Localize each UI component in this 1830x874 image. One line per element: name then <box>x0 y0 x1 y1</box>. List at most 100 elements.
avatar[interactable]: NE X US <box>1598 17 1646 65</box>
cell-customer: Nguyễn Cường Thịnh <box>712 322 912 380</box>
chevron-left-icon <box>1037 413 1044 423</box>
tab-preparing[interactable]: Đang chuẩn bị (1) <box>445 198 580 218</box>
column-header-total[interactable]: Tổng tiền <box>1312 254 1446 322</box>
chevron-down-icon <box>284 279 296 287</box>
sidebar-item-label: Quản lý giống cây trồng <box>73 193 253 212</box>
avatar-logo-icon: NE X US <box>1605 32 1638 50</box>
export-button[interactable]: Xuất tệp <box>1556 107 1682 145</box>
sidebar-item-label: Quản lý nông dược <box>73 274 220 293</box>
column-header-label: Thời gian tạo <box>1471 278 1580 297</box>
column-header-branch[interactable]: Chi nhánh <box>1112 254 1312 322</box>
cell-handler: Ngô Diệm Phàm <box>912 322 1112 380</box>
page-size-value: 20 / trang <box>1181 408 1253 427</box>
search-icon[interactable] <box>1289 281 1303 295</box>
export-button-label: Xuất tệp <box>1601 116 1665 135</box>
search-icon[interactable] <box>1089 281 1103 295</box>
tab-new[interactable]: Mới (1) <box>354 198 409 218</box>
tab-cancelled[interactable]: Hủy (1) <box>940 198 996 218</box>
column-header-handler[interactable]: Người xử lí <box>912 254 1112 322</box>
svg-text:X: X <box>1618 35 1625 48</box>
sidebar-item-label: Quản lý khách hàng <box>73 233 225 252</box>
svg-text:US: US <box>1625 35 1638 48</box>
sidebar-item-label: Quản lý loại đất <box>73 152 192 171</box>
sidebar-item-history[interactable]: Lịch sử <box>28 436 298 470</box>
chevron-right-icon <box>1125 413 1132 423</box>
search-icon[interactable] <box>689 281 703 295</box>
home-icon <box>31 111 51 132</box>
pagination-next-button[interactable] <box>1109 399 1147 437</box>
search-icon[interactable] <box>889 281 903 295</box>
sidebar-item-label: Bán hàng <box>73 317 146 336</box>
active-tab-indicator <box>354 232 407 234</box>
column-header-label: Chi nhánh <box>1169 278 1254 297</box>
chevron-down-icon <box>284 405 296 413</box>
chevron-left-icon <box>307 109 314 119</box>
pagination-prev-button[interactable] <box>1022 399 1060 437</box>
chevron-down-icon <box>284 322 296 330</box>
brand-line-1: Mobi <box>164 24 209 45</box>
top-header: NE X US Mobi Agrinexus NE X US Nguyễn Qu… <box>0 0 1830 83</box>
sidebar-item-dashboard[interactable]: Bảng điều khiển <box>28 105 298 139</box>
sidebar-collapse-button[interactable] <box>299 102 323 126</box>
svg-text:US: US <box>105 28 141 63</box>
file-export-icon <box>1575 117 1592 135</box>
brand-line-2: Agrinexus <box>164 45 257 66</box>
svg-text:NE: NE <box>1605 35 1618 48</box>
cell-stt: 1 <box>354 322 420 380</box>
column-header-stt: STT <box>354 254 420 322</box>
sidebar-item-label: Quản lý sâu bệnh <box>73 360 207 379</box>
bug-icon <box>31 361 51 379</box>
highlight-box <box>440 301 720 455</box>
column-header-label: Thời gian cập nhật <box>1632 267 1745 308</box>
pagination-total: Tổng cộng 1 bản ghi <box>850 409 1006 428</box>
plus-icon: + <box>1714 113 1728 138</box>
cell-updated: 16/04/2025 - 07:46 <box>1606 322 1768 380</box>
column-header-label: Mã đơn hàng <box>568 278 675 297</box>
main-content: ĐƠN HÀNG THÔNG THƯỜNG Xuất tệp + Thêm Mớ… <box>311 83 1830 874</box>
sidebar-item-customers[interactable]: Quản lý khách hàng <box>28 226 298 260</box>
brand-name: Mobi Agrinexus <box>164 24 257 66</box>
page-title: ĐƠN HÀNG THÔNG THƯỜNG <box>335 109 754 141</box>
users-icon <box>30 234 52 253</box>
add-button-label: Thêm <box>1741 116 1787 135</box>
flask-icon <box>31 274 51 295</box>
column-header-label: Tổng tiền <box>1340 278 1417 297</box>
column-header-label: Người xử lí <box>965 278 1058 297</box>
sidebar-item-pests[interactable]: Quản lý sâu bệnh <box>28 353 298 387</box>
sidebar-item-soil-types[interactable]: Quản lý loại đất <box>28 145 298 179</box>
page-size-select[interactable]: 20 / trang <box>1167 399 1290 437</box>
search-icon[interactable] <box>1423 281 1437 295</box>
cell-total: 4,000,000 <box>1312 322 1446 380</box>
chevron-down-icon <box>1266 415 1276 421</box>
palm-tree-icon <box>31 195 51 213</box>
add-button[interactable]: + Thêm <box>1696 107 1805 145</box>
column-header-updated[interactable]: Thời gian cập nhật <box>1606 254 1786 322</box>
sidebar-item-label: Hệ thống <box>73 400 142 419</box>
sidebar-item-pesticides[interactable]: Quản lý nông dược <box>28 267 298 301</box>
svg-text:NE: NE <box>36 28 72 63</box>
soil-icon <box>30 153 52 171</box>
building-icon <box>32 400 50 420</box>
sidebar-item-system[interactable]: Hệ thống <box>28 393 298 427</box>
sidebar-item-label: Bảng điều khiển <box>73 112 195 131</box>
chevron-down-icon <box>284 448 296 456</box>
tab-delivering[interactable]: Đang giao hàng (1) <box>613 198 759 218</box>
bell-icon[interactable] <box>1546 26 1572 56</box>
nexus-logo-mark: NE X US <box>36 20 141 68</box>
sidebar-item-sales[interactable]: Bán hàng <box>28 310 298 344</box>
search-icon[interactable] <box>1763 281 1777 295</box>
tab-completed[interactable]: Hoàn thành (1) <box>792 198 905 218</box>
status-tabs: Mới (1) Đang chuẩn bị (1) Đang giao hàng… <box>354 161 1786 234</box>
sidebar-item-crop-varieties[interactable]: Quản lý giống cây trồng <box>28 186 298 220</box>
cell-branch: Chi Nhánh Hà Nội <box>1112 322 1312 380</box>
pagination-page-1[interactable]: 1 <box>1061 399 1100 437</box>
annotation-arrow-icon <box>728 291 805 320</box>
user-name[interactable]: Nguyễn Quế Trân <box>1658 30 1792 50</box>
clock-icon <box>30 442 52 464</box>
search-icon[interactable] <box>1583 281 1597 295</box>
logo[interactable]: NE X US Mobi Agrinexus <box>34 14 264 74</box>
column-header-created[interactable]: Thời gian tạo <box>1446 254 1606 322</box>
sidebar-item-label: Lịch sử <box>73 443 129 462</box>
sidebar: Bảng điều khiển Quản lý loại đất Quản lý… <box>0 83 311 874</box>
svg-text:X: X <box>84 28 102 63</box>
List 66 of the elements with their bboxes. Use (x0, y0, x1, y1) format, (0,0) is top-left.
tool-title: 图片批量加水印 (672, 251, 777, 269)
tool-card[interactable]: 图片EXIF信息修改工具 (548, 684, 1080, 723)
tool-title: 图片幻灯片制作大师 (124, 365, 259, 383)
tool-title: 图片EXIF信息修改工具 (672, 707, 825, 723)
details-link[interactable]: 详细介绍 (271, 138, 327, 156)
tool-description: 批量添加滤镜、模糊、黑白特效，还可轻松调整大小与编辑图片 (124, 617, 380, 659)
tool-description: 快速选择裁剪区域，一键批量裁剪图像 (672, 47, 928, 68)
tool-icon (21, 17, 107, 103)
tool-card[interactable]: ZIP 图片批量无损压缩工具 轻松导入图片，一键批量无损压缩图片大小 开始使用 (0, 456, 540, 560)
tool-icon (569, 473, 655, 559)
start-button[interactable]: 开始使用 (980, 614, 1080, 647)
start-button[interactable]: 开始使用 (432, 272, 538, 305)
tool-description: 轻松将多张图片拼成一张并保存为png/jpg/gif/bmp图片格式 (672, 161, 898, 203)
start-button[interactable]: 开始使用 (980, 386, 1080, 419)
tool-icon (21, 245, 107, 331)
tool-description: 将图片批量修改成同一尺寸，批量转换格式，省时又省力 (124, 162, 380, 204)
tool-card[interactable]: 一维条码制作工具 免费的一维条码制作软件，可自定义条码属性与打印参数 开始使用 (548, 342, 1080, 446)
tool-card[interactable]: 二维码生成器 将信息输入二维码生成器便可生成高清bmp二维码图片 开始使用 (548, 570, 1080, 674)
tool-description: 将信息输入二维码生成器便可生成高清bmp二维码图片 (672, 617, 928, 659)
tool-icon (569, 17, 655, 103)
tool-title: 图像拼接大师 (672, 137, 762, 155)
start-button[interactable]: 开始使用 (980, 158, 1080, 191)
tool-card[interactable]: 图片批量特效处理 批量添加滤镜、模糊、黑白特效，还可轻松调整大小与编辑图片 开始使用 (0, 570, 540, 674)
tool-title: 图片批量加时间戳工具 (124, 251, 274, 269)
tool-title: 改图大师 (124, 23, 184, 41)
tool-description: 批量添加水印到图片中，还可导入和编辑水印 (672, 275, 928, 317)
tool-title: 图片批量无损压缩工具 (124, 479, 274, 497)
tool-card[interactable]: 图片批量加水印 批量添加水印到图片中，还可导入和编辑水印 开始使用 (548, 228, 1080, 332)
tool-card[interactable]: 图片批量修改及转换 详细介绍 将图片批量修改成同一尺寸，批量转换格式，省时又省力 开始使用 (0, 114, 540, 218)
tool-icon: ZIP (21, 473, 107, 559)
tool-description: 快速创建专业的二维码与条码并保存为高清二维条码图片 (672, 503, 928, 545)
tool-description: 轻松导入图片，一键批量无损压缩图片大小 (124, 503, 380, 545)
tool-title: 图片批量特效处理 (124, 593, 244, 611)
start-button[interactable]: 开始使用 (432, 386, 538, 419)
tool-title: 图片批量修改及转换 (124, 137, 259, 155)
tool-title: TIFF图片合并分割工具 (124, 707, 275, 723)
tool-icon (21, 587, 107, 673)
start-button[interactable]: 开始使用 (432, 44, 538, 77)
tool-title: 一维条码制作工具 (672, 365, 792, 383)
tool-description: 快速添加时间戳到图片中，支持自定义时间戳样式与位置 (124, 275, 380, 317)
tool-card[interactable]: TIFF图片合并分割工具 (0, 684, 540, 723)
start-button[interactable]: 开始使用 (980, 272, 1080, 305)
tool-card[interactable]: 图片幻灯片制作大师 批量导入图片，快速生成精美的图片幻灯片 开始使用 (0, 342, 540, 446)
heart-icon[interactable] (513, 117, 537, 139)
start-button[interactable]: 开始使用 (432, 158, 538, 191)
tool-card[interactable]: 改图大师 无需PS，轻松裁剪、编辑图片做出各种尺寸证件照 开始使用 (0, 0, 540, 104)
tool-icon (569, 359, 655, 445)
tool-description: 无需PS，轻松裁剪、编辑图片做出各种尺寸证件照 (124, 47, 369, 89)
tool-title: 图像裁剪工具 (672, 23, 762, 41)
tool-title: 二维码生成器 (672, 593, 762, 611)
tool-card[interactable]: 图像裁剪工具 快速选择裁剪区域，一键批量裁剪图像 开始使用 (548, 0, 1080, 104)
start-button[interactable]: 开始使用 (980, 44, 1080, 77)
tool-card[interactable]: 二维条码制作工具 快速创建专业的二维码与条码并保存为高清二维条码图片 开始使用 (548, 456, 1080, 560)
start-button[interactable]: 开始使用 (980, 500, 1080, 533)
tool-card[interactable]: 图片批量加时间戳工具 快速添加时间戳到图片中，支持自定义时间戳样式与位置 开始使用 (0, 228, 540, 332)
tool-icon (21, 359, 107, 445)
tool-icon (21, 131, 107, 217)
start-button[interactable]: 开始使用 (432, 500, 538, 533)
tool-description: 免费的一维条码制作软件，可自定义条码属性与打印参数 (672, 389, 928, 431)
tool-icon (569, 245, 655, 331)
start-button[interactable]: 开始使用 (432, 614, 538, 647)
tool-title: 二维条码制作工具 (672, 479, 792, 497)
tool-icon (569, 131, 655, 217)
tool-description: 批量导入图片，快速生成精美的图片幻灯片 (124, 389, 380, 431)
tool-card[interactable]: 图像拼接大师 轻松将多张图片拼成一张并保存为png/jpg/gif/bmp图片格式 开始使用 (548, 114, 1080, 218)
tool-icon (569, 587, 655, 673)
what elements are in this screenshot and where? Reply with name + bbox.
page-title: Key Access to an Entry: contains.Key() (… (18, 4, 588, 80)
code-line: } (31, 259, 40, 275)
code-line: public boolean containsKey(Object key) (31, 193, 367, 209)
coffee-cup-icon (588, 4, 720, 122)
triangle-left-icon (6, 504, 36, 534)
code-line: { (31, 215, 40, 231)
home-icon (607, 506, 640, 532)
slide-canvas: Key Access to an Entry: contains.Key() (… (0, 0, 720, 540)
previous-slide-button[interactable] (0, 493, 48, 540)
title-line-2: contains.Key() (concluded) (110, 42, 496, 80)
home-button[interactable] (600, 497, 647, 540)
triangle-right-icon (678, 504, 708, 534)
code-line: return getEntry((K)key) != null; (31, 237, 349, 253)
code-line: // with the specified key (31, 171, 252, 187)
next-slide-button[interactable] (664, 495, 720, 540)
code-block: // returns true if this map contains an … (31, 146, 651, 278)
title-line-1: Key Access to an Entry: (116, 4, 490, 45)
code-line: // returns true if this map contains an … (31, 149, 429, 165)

- Your objective:
Can you return, word for word, the lines from the start of the records up to and including the line with "sidebar-item-label: Quản lý giống"?

- Expected answer:
Localize each UI component in this 1830x874 image. One line per element: name then <box>x0 y0 x1 y1</box>. List at most 100 elements.
avatar[interactable]: NE X US <box>1598 17 1646 65</box>
cell-customer: Nguyễn Cường Thịnh <box>712 322 912 380</box>
chevron-left-icon <box>1037 413 1044 423</box>
tab-preparing[interactable]: Đang chuẩn bị (1) <box>445 198 580 218</box>
column-header-total[interactable]: Tổng tiền <box>1312 254 1446 322</box>
chevron-down-icon <box>284 279 296 287</box>
sidebar-item-label: Quản lý giống cây trồng <box>73 193 253 212</box>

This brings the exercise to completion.